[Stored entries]
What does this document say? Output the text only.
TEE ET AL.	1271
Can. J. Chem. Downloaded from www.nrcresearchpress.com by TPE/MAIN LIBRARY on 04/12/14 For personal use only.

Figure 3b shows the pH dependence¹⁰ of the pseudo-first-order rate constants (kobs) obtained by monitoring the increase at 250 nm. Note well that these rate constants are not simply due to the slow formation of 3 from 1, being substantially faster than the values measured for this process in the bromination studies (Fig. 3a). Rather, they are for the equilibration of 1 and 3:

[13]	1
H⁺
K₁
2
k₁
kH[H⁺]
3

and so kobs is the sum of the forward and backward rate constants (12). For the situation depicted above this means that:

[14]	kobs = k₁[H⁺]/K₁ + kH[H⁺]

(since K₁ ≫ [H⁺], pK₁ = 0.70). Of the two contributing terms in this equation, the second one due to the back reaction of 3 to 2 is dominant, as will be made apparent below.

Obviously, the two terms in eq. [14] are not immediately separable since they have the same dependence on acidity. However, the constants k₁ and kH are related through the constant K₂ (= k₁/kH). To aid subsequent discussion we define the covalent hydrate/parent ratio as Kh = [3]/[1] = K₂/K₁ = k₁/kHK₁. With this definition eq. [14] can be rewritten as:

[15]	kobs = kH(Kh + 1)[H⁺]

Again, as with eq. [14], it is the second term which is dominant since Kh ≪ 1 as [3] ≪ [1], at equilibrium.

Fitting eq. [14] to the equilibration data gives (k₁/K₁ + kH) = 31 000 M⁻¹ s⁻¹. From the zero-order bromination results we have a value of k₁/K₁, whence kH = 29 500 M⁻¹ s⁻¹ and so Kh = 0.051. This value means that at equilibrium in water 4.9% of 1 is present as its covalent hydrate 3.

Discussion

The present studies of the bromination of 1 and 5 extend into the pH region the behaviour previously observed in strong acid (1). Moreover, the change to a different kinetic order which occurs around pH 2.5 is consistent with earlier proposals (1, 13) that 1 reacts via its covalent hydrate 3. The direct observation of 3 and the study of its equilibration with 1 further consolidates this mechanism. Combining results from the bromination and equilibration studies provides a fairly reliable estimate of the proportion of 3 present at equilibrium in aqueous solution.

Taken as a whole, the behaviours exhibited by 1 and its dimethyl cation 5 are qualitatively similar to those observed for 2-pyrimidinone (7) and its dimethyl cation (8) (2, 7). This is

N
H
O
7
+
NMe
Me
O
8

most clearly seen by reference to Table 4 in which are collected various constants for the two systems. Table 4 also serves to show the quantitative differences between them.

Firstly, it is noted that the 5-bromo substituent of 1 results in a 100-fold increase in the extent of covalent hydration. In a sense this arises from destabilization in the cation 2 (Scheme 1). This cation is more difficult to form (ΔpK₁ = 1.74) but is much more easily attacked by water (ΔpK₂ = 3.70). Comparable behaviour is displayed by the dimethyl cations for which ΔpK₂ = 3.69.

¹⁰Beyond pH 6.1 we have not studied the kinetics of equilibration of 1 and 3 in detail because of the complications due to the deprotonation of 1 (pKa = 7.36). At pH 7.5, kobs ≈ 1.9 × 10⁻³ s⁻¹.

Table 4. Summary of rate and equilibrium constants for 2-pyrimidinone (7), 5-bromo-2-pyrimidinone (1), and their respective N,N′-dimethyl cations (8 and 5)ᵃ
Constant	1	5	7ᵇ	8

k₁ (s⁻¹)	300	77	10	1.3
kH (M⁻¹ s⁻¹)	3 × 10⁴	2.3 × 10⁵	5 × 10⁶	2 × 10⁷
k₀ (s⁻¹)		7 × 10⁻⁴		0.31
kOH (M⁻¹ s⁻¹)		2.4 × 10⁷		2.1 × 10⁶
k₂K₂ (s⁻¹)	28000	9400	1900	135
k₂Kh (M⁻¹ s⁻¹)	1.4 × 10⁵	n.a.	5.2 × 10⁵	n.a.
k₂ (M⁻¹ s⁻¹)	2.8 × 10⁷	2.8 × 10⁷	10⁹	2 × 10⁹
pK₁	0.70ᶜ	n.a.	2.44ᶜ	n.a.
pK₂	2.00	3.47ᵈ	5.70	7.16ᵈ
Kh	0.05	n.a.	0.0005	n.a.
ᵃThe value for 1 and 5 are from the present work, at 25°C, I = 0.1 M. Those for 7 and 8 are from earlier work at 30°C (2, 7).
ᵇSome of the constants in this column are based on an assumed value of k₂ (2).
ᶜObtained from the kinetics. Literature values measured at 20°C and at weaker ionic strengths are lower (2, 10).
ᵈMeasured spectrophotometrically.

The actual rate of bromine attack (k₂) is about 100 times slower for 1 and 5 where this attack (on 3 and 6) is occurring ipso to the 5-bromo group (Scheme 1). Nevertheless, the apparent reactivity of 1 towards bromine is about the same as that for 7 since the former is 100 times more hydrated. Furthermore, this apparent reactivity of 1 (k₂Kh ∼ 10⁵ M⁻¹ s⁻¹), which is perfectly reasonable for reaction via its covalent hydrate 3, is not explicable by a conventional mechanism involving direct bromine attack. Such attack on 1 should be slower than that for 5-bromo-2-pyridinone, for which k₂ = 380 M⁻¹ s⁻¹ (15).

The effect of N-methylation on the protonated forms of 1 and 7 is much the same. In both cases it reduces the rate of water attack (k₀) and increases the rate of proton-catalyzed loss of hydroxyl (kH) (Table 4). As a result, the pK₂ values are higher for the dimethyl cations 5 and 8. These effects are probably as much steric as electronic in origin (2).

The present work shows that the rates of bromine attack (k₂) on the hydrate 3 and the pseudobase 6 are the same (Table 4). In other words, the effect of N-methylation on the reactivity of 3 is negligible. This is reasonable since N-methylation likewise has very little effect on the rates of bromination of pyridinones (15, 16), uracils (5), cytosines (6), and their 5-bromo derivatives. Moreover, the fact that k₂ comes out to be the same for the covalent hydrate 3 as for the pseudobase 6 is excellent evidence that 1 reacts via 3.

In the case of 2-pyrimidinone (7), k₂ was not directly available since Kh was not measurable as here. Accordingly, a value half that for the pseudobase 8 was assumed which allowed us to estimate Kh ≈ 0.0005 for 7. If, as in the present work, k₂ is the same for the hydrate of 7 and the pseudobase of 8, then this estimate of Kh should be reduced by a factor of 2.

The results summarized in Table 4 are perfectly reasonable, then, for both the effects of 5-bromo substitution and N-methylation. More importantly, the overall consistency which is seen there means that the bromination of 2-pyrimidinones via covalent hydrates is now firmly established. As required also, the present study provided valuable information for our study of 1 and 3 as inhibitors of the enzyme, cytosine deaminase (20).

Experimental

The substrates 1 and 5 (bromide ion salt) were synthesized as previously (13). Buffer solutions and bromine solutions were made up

> **THE TASK**: Repeat the data in full, exactly as supplied.

> **ANSWER FOR THIS EXERCISE**:
What does this document say? Output the text only.
TEE ET AL.	1271
Can. J. Chem. Downloaded from www.nrcresearchpress.com by TPE/MAIN LIBRARY on 04/12/14 For personal use only.

Figure 3b shows the pH dependence¹⁰ of the pseudo-first-order rate constants (kobs) obtained by monitoring the increase at 250 nm. Note well that these rate constants are not simply due to the slow formation of 3 from 1, being substantially faster than the values measured for this process in the bromination studies (Fig. 3a). Rather, they are for the equilibration of 1 and 3:

[13]	1
H⁺
K₁
2
k₁
kH[H⁺]
3

and so kobs is the sum of the forward and backward rate constants (12). For the situation depicted above this means that:

[14]	kobs = k₁[H⁺]/K₁ + kH[H⁺]

(since K₁ ≫ [H⁺], pK₁ = 0.70). Of the two contributing terms in this equation, the second one due to the back reaction of 3 to 2 is dominant, as will be made apparent below.

Obviously, the two terms in eq. [14] are not immediately separable since they have the same dependence on acidity. However, the constants k₁ and kH are related through the constant K₂ (= k₁/kH). To aid subsequent discussion we define the covalent hydrate/parent ratio as Kh = [3]/[1] = K₂/K₁ = k₁/kHK₁. With this definition eq. [14] can be rewritten as:

[15]	kobs = kH(Kh + 1)[H⁺]

Again, as with eq. [14], it is the second term which is dominant since Kh ≪ 1 as [3] ≪ [1], at equilibrium.

Fitting eq. [14] to the equilibration data gives (k₁/K₁ + kH) = 31 000 M⁻¹ s⁻¹. From the zero-order bromination results we have a value of k₁/K₁, whence kH = 29 500 M⁻¹ s⁻¹ and so Kh = 0.051. This value means that at equilibrium in water 4.9% of 1 is present as its covalent hydrate 3.

Discussion

The present studies of the bromination of 1 and 5 extend into the pH region the behaviour previously observed in strong acid (1). Moreover, the change to a different kinetic order which occurs around pH 2.5 is consistent with earlier proposals (1, 13) that 1 reacts via its covalent hydrate 3. The direct observation of 3 and the study of its equilibration with 1 further consolidates this mechanism. Combining results from the bromination and equilibration studies provides a fairly reliable estimate of the proportion of 3 present at equilibrium in aqueous solution.

Taken as a whole, the behaviours exhibited by 1 and its dimethyl cation 5 are qualitatively similar to those observed for 2-pyrimidinone (7) and its dimethyl cation (8) (2, 7). This is

N
H
O
7
+
NMe
Me
O
8

most clearly seen by reference to Table 4 in which are collected various constants for the two systems. Table 4 also serves to show the quantitative differences between them.

Firstly, it is noted that the 5-bromo substituent of 1 results in a 100-fold increase in the extent of covalent hydration. In a sense this arises from destabilization in the cation 2 (Scheme 1). This cation is more difficult to form (ΔpK₁ = 1.74) but is much more easily attacked by water (ΔpK₂ = 3.70). Comparable behaviour is displayed by the dimethyl cations for which ΔpK₂ = 3.69.

¹⁰Beyond pH 6.1 we have not studied the kinetics of equilibration of 1 and 3 in detail because of the complications due to the deprotonation of 1 (pKa = 7.36). At pH 7.5, kobs ≈ 1.9 × 10⁻³ s⁻¹.

Table 4. Summary of rate and equilibrium constants for 2-pyrimidinone (7), 5-bromo-2-pyrimidinone (1), and their respective N,N′-dimethyl cations (8 and 5)ᵃ
Constant	1	5	7ᵇ	8

k₁ (s⁻¹)	300	77	10	1.3
kH (M⁻¹ s⁻¹)	3 × 10⁴	2.3 × 10⁵	5 × 10⁶	2 × 10⁷
k₀ (s⁻¹)		7 × 10⁻⁴		0.31
kOH (M⁻¹ s⁻¹)		2.4 × 10⁷		2.1 × 10⁶
k₂K₂ (s⁻¹)	28000	9400	1900	135
k₂Kh (M⁻¹ s⁻¹)	1.4 × 10⁵	n.a.	5.2 × 10⁵	n.a.
k₂ (M⁻¹ s⁻¹)	2.8 × 10⁷	2.8 × 10⁷	10⁹	2 × 10⁹
pK₁	0.70ᶜ	n.a.	2.44ᶜ	n.a.
pK₂	2.00	3.47ᵈ	5.70	7.16ᵈ
Kh	0.05	n.a.	0.0005	n.a.
ᵃThe value for 1 and 5 are from the present work, at 25°C, I = 0.1 M. Those for 7 and 8 are from earlier work at 30°C (2, 7).
ᵇSome of the constants in this column are based on an assumed value of k₂ (2).
ᶜObtained from the kinetics. Literature values measured at 20°C and at weaker ionic strengths are lower (2, 10).
ᵈMeasured spectrophotometrically.

The actual rate of bromine attack (k₂) is about 100 times slower for 1 and 5 where this attack (on 3 and 6) is occurring ipso to the 5-bromo group (Scheme 1). Nevertheless, the apparent reactivity of 1 towards bromine is about the same as that for 7 since the former is 100 times more hydrated. Furthermore, this apparent reactivity of 1 (k₂Kh ∼ 10⁵ M⁻¹ s⁻¹), which is perfectly reasonable for reaction via its covalent hydrate 3, is not explicable by a conventional mechanism involving direct bromine attack. Such attack on 1 should be slower than that for 5-bromo-2-pyridinone, for which k₂ = 380 M⁻¹ s⁻¹ (15).

The effect of N-methylation on the protonated forms of 1 and 7 is much the same. In both cases it reduces the rate of water attack (k₀) and increases the rate of proton-catalyzed loss of hydroxyl (kH) (Table 4). As a result, the pK₂ values are higher for the dimethyl cations 5 and 8. These effects are probably as much steric as electronic in origin (2).

The present work shows that the rates of bromine attack (k₂) on the hydrate 3 and the pseudobase 6 are the same (Table 4). In other words, the effect of N-methylation on the reactivity of 3 is negligible. This is reasonable since N-methylation likewise has very little effect on the rates of bromination of pyridinones (15, 16), uracils (5), cytosines (6), and their 5-bromo derivatives. Moreover, the fact that k₂ comes out to be the same for the covalent hydrate 3 as for the pseudobase 6 is excellent evidence that 1 reacts via 3.

In the case of 2-pyrimidinone (7), k₂ was not directly available since Kh was not measurable as here. Accordingly, a value half that for the pseudobase 8 was assumed which allowed us to estimate Kh ≈ 0.0005 for 7. If, as in the present work, k₂ is the same for the hydrate of 7 and the pseudobase of 8, then this estimate of Kh should be reduced by a factor of 2.

The results summarized in Table 4 are perfectly reasonable, then, for both the effects of 5-bromo substitution and N-methylation. More importantly, the overall consistency which is seen there means that the bromination of 2-pyrimidinones via covalent hydrates is now firmly established. As required also, the present study provided valuable information for our study of 1 and 3 as inhibitors of the enzyme, cytosine deaminase (20).

Experimental

The substrates 1 and 5 (bromide ion salt) were synthesized as previously (13). Buffer solutions and bromine solutions were made up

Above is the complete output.